Il racconto si allinea di raccordo al
lustrabile Chi no Rondo, versante PC
Engine, e non per caso si è sul medesimo sfarzo; Nocturne in the moonlight
solca il territorio dell’avventura, si accompagna misterioso a miscugli di grafiche rosso
scuro, blu acceso, sfondi poligonali che devono incastonarsi virtuosi al piano sequenza.
Il suono procede in direzione assenzio. Quindi Michiru Yamane (Bloodlines)
dispone irrealtà, definisce gli assolo di
“Orlox Quarters” fin quasi al giubilo
new age di “Lost Painting” come ad affermare l’illusione, la
meraviglia dell’intercedere al nero fiabesco, e poi il volteggio ancora di
“Marble
Corridor”, il romantico barocco che attesta il vaneggio dell’allucinazione.

* * *

# [Compito 1]
Duplica il passo del testo sul gioco da "Il racconto si" a "al piano sequenza.".
# [Compito 2]
Di quali colori sono le grafiche descritte nel testo sul gioco?
L'elenco proviene da una fonte diversa da quella del testo.

[Voci del dataset]
* * *

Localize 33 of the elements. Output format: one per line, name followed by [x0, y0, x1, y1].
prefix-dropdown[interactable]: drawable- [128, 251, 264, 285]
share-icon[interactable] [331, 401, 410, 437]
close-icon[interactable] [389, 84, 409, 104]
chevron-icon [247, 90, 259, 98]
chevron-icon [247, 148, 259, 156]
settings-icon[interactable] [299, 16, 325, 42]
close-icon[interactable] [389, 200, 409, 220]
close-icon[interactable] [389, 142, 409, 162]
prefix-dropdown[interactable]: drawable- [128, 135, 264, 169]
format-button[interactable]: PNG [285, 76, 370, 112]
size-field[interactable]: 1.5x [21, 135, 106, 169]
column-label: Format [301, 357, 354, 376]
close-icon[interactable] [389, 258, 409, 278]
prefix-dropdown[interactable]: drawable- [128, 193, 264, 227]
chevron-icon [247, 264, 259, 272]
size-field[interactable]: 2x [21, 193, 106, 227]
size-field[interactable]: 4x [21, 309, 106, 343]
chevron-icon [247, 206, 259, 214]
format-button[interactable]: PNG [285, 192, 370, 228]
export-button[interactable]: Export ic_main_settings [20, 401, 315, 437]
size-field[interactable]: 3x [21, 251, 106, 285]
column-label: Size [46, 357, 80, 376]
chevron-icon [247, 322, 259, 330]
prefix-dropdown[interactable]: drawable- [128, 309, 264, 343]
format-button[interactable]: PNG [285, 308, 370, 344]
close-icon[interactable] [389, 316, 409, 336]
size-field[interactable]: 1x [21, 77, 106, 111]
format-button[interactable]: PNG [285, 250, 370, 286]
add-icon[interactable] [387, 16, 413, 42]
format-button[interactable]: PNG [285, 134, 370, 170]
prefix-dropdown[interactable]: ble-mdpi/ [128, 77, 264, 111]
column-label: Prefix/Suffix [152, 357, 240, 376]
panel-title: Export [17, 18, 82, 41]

* * *

# [Risposta 1]
Il racconto si allinea di raccordo al
lustrabile Chi no Rondo, versante PC
Engine, e non per caso si è sul medesimo sfarzo; Nocturne in the moonlight
solca il territorio dell’avventura, si accompagna misterioso a miscugli di grafiche rosso
scuro, blu acceso, sfondi poligonali che devono incastonarsi virtuosi al piano sequenza.

# [Risposta 2]
Rosso scuro e blu acceso.